▶ Annotated element entries:

——————————

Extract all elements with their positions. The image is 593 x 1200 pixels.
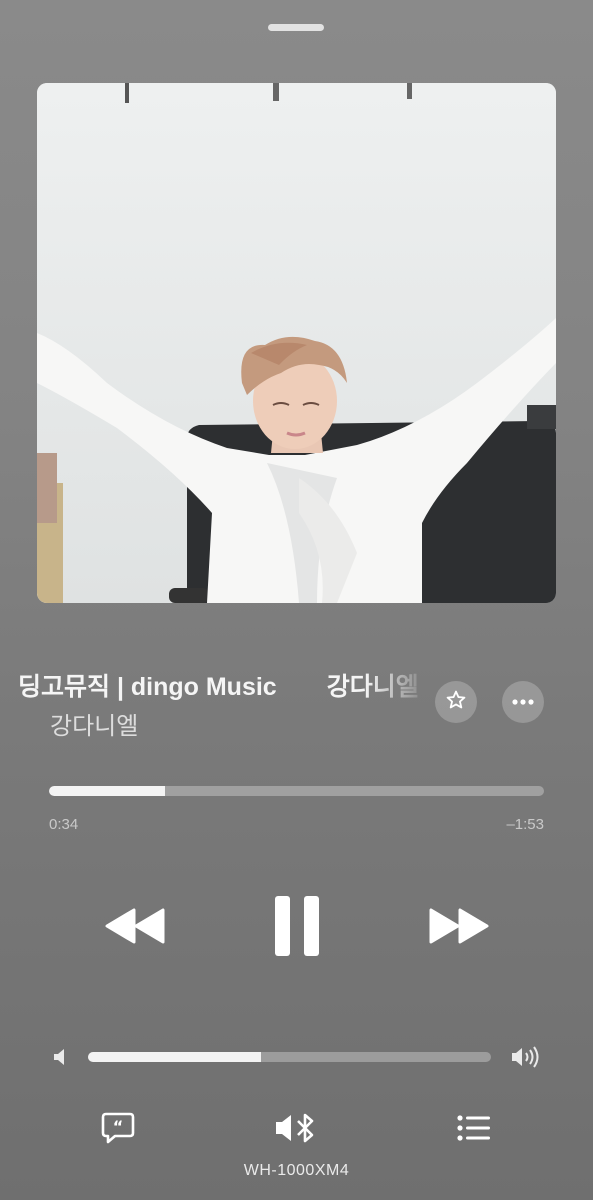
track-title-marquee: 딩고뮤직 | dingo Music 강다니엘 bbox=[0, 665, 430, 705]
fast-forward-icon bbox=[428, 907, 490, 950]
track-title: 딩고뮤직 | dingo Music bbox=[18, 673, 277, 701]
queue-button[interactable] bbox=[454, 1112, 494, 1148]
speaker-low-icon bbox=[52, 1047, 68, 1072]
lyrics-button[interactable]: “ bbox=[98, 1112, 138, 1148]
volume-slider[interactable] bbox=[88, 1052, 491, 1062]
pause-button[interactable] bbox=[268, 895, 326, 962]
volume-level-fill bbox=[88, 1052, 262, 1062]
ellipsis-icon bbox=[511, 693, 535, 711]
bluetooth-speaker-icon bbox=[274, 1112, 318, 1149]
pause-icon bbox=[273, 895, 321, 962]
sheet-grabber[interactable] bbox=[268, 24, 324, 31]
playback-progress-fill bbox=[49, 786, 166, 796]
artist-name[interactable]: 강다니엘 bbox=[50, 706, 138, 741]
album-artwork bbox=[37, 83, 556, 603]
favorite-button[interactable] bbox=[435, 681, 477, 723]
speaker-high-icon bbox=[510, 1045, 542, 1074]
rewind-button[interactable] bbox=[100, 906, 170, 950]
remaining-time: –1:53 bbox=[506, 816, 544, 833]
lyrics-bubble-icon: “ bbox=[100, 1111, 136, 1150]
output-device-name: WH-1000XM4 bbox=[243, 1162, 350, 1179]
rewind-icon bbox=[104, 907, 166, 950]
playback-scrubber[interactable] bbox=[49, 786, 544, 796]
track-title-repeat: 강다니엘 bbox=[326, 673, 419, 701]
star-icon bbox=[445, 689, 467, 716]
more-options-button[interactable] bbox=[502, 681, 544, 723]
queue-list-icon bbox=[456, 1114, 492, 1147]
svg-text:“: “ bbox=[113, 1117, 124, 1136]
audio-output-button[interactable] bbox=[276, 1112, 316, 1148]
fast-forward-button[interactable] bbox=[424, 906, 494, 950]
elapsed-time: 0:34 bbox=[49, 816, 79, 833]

——————————

▶ PROBLEM REQUIREMENTS: Copy out the material word for word from the line holding "track-title-marquee: 딩고뮤직 |" through the line holding "sheet-grabber[interactable] bbox=[268, 24, 324, 31]", both of those lines included.

▶ ANSWER TO THIS EXERCISE:
track-title-marquee: 딩고뮤직 | dingo Music 강다니엘 bbox=[0, 665, 430, 705]
fast-forward-icon bbox=[428, 907, 490, 950]
track-title: 딩고뮤직 | dingo Music bbox=[18, 673, 277, 701]
queue-button[interactable] bbox=[454, 1112, 494, 1148]
speaker-low-icon bbox=[52, 1047, 68, 1072]
lyrics-button[interactable]: “ bbox=[98, 1112, 138, 1148]
volume-slider[interactable] bbox=[88, 1052, 491, 1062]
pause-button[interactable] bbox=[268, 895, 326, 962]
volume-level-fill bbox=[88, 1052, 262, 1062]
ellipsis-icon bbox=[511, 693, 535, 711]
bluetooth-speaker-icon bbox=[274, 1112, 318, 1149]
pause-icon bbox=[273, 895, 321, 962]
sheet-grabber[interactable] bbox=[268, 24, 324, 31]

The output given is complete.